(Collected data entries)
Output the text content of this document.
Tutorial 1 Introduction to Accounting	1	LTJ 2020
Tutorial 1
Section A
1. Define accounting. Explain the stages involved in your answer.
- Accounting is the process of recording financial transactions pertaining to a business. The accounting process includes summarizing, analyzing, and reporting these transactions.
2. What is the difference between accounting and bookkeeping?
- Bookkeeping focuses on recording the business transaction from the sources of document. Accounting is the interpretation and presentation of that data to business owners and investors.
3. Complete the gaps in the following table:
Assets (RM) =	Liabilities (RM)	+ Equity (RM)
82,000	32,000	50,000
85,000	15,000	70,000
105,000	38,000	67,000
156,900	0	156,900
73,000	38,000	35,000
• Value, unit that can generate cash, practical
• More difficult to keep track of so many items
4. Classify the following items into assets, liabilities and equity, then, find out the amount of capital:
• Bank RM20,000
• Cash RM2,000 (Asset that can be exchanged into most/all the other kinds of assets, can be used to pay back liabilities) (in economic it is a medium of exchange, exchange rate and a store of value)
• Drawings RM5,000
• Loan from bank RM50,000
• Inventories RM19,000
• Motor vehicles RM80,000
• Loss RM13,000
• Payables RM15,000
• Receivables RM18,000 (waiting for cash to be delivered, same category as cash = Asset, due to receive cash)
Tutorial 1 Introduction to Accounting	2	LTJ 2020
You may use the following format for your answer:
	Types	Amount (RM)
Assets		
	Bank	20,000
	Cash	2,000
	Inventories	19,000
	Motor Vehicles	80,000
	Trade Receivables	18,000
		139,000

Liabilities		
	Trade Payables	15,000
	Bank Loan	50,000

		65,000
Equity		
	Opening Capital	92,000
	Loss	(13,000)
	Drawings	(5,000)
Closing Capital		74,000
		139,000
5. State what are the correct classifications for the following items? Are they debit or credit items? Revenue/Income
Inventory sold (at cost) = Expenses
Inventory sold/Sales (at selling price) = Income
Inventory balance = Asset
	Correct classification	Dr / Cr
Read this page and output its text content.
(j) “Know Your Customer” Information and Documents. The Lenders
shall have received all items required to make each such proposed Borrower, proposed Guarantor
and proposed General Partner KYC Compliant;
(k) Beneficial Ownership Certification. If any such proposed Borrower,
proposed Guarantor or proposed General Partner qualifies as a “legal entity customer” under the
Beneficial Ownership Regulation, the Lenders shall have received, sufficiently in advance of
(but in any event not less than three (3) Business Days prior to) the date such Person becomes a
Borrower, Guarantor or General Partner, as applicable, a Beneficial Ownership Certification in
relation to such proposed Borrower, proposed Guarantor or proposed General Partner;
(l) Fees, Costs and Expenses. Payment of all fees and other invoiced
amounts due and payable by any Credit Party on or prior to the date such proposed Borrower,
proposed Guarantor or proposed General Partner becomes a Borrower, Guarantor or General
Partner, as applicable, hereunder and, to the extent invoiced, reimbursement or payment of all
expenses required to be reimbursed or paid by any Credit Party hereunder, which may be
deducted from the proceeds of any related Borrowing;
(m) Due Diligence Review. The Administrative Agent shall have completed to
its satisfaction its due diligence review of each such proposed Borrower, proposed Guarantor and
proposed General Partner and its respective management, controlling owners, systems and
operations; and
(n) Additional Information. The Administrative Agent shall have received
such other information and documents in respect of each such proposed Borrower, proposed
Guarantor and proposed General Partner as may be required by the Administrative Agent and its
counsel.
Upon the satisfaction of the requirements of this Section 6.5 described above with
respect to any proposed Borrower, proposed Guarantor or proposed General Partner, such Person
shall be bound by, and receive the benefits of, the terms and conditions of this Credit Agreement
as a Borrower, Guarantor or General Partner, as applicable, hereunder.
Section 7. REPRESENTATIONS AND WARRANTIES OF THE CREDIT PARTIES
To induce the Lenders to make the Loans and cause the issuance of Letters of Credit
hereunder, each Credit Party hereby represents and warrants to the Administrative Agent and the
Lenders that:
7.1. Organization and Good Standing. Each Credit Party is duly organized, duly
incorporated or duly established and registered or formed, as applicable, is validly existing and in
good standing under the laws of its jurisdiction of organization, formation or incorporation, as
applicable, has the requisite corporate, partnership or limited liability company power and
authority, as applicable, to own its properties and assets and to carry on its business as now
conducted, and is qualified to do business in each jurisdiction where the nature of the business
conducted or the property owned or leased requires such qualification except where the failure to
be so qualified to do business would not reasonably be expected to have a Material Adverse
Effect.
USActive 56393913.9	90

_INSTRUCTIONS FOR THE TASK:_ Restate every entry word for word.

_RESULT FOR THIS TASK:_
Output the text content of this document.
Tutorial 1 Introduction to Accounting	1	LTJ 2020
Tutorial 1
Section A
1. Define accounting. Explain the stages involved in your answer.
- Accounting is the process of recording financial transactions pertaining to a business. The accounting process includes summarizing, analyzing, and reporting these transactions.
2. What is the difference between accounting and bookkeeping?
- Bookkeeping focuses on recording the business transaction from the sources of document. Accounting is the interpretation and presentation of that data to business owners and investors.
3. Complete the gaps in the following table:
Assets (RM) =	Liabilities (RM)	+ Equity (RM)
82,000	32,000	50,000
85,000	15,000	70,000
105,000	38,000	67,000
156,900	0	156,900
73,000	38,000	35,000
• Value, unit that can generate cash, practical
• More difficult to keep track of so many items
4. Classify the following items into assets, liabilities and equity, then, find out the amount of capital:
• Bank RM20,000
• Cash RM2,000 (Asset that can be exchanged into most/all the other kinds of assets, can be used to pay back liabilities) (in economic it is a medium of exchange, exchange rate and a store of value)
• Drawings RM5,000
• Loan from bank RM50,000
• Inventories RM19,000
• Motor vehicles RM80,000
• Loss RM13,000
• Payables RM15,000
• Receivables RM18,000 (waiting for cash to be delivered, same category as cash = Asset, due to receive cash)
Tutorial 1 Introduction to Accounting	2	LTJ 2020
You may use the following format for your answer:
	Types	Amount (RM)
Assets		
	Bank	20,000
	Cash	2,000
	Inventories	19,000
	Motor Vehicles	80,000
	Trade Receivables	18,000
		139,000

Liabilities		
	Trade Payables	15,000
	Bank Loan	50,000

		65,000
Equity		
	Opening Capital	92,000
	Loss	(13,000)
	Drawings	(5,000)
Closing Capital		74,000
		139,000
5. State what are the correct classifications for the following items? Are they debit or credit items? Revenue/Income
Inventory sold (at cost) = Expenses
Inventory sold/Sales (at selling price) = Income
Inventory balance = Asset
	Correct classification	Dr / Cr
Read this page and output its text content.
(j) “Know Your Customer” Information and Documents. The Lenders
shall have received all items required to make each such proposed Borrower, proposed Guarantor
and proposed General Partner KYC Compliant;
(k) Beneficial Ownership Certification. If any such proposed Borrower,
proposed Guarantor or proposed General Partner qualifies as a “legal entity customer” under the
Beneficial Ownership Regulation, the Lenders shall have received, sufficiently in advance of
(but in any event not less than three (3) Business Days prior to) the date such Person becomes a
Borrower, Guarantor or General Partner, as applicable, a Beneficial Ownership Certification in
relation to such proposed Borrower, proposed Guarantor or proposed General Partner;
(l) Fees, Costs and Expenses. Payment of all fees and other invoiced
amounts due and payable by any Credit Party on or prior to the date such proposed Borrower,
proposed Guarantor or proposed General Partner becomes a Borrower, Guarantor or General
Partner, as applicable, hereunder and, to the extent invoiced, reimbursement or payment of all
expenses required to be reimbursed or paid by any Credit Party hereunder, which may be
deducted from the proceeds of any related Borrowing;
(m) Due Diligence Review. The Administrative Agent shall have completed to
its satisfaction its due diligence review of each such proposed Borrower, proposed Guarantor and
proposed General Partner and its respective management, controlling owners, systems and
operations; and
(n) Additional Information. The Administrative Agent shall have received
such other information and documents in respect of each such proposed Borrower, proposed
Guarantor and proposed General Partner as may be required by the Administrative Agent and its
counsel.
Upon the satisfaction of the requirements of this Section 6.5 described above with
respect to any proposed Borrower, proposed Guarantor or proposed General Partner, such Person
shall be bound by, and receive the benefits of, the terms and conditions of this Credit Agreement
as a Borrower, Guarantor or General Partner, as applicable, hereunder.
Section 7. REPRESENTATIONS AND WARRANTIES OF THE CREDIT PARTIES
To induce the Lenders to make the Loans and cause the issuance of Letters of Credit
hereunder, each Credit Party hereby represents and warrants to the Administrative Agent and the
Lenders that:
7.1. Organization and Good Standing. Each Credit Party is duly organized, duly
incorporated or duly established and registered or formed, as applicable, is validly existing and in
good standing under the laws of its jurisdiction of organization, formation or incorporation, as
applicable, has the requisite corporate, partnership or limited liability company power and
authority, as applicable, to own its properties and assets and to carry on its business as now
conducted, and is qualified to do business in each jurisdiction where the nature of the business
conducted or the property owned or leased requires such qualification except where the failure to
be so qualified to do business would not reasonably be expected to have a Material Adverse
Effect.
USActive 56393913.9	90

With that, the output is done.